### PROMPT
Every line that contains the word "семян" should be copied.

### Stored data entries
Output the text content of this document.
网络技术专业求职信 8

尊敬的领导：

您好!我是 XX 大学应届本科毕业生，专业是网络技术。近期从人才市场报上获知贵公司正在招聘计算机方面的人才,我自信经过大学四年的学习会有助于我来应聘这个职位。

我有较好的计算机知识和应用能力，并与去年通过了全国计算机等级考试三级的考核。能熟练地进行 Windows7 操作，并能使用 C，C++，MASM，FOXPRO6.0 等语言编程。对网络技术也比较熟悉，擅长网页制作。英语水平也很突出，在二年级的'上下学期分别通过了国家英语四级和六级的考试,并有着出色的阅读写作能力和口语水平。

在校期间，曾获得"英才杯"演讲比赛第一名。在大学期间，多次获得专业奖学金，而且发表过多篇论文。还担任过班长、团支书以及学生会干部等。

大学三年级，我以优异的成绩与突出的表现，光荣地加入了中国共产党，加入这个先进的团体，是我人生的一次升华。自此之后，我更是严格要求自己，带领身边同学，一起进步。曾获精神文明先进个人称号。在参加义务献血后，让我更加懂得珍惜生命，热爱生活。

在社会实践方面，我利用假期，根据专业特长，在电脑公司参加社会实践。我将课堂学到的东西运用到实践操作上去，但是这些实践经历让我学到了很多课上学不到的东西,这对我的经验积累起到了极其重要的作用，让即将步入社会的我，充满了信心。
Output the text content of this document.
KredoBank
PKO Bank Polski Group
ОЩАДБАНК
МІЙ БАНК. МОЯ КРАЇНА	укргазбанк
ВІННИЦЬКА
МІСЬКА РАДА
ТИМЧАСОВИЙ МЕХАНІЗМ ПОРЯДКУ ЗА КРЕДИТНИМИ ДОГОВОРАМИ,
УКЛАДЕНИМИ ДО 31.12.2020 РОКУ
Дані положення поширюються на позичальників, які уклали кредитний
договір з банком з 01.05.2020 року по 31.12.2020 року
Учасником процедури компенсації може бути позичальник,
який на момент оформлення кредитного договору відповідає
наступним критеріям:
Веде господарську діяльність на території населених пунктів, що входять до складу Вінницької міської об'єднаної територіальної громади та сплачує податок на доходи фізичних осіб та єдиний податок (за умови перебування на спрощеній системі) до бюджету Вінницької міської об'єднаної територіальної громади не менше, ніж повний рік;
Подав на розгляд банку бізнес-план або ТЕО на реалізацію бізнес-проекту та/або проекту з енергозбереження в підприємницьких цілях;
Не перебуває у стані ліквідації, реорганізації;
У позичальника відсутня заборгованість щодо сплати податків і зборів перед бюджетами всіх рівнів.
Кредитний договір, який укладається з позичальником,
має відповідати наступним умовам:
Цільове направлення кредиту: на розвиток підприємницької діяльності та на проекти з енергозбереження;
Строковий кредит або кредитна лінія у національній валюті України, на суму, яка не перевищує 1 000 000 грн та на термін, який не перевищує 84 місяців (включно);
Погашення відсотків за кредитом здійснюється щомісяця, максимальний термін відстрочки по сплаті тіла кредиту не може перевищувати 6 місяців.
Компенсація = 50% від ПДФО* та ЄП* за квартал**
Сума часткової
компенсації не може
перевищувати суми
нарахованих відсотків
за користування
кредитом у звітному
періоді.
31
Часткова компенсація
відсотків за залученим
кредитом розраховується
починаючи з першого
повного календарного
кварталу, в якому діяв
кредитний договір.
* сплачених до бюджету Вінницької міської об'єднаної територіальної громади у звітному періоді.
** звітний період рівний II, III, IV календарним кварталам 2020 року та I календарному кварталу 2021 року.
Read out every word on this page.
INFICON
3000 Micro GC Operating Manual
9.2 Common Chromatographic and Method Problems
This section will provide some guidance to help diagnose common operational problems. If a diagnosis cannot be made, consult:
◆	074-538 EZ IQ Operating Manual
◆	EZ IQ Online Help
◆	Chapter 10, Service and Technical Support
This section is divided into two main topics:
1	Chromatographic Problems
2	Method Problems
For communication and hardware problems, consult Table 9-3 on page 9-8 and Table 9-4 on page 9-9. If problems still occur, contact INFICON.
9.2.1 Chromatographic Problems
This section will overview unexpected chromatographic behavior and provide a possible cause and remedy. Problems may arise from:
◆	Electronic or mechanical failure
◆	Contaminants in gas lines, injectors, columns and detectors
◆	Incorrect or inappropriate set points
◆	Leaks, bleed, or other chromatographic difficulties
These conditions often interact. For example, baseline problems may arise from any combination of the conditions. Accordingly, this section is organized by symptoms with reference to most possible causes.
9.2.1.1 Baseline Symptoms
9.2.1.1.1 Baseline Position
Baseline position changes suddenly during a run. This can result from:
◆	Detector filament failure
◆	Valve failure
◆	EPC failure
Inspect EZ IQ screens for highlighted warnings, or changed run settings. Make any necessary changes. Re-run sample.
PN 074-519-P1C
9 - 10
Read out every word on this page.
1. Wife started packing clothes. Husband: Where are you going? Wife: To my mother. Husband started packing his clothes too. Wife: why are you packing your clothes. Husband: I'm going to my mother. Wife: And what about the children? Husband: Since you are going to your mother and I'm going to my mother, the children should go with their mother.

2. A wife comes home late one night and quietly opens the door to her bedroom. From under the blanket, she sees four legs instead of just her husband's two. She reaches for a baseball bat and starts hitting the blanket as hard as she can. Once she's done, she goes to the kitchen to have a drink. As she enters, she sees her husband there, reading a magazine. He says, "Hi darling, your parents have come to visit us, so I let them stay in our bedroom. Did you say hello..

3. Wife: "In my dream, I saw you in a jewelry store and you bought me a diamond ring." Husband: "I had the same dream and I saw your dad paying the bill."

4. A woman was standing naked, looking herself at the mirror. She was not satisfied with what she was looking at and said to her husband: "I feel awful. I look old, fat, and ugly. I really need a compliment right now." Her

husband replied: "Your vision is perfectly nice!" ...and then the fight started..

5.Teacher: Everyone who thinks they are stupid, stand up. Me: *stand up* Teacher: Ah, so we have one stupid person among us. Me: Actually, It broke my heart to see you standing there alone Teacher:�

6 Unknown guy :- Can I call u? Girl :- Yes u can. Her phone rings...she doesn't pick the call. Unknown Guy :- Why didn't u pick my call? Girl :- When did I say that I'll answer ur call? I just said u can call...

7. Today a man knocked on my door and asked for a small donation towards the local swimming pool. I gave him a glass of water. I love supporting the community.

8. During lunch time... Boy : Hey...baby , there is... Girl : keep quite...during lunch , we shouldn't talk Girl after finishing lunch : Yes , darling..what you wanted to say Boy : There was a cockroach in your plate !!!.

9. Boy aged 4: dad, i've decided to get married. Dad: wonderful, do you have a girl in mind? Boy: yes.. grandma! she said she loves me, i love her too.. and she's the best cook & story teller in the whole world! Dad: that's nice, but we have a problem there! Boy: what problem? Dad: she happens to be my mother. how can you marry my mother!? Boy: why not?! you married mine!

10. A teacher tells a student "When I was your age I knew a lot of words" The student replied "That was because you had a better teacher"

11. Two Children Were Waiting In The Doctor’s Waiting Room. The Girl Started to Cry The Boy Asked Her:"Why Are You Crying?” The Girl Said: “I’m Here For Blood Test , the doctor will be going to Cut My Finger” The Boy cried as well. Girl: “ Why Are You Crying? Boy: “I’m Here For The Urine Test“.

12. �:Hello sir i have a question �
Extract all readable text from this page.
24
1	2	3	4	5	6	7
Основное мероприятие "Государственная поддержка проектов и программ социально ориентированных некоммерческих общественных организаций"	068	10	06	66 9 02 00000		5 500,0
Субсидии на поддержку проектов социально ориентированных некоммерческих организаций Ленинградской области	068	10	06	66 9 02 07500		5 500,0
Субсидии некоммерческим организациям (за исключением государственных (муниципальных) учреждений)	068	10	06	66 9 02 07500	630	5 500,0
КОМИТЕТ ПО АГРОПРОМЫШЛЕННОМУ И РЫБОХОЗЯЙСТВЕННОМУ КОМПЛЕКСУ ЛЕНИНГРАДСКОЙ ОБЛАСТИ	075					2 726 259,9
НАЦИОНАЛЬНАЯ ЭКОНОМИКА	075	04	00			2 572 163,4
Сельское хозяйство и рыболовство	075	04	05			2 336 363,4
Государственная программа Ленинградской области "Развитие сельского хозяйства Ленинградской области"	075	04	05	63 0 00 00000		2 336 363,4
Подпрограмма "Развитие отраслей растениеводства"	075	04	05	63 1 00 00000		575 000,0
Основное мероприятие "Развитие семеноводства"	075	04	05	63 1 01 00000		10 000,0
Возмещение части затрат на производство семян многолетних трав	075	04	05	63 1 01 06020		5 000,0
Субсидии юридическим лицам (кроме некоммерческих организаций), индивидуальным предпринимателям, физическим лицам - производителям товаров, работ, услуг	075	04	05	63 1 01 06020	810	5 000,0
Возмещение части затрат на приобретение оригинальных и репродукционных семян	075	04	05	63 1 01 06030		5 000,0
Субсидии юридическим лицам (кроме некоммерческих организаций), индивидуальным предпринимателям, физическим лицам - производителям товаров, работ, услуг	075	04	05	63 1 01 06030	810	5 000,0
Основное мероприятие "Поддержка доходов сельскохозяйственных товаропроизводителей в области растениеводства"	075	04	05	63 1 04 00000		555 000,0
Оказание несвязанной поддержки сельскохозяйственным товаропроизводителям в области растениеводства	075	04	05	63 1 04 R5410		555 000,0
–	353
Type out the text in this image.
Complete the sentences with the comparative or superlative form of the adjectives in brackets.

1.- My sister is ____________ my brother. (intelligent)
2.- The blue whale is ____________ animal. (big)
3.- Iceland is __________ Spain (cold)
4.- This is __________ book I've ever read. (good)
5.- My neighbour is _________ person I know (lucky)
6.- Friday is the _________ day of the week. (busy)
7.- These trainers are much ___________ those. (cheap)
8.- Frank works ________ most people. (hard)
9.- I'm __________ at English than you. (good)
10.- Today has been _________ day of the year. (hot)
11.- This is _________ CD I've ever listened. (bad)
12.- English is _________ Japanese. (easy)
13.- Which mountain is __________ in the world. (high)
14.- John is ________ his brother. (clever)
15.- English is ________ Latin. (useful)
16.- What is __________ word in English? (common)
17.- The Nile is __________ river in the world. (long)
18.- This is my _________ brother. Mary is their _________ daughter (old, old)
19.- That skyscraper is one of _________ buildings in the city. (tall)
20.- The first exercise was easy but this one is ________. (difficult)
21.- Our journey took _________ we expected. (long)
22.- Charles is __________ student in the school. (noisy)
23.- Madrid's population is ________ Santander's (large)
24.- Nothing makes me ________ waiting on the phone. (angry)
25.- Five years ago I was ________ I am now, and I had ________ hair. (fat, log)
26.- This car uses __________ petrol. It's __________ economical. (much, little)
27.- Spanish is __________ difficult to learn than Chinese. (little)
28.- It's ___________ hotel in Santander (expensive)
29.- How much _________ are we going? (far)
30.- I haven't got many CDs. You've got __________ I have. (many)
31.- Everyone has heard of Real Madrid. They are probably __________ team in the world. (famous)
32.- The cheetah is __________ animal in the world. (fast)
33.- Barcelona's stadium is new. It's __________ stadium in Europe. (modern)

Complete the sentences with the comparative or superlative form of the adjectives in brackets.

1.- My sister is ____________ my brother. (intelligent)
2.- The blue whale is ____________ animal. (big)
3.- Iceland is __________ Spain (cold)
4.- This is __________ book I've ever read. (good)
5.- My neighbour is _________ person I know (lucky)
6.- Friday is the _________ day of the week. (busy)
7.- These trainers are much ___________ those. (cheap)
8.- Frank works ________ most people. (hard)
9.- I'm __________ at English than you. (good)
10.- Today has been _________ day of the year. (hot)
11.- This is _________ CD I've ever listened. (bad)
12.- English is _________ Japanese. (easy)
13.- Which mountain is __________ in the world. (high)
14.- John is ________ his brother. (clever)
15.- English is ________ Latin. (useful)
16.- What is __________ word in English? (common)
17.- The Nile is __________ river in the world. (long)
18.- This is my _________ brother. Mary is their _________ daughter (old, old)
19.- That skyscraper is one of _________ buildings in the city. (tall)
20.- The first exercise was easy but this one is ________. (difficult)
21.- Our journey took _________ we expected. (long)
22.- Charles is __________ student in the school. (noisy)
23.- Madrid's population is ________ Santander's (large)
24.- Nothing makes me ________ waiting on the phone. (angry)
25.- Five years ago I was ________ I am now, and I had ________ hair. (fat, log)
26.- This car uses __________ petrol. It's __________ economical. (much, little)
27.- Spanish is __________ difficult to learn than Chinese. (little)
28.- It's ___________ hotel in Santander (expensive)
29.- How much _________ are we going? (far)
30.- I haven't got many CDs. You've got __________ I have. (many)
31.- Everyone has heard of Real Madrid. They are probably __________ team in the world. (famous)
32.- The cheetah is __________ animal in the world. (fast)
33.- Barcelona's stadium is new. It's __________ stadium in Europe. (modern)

### SOLUTION BELOW
Возмещение части затрат на производство семян многолетних трав	075	04	05	63 1 01 06020		5 000,0
Возмещение части затрат на приобретение оригинальных и репродукционных семян	075	04	05	63 1 01 06030		5 000,0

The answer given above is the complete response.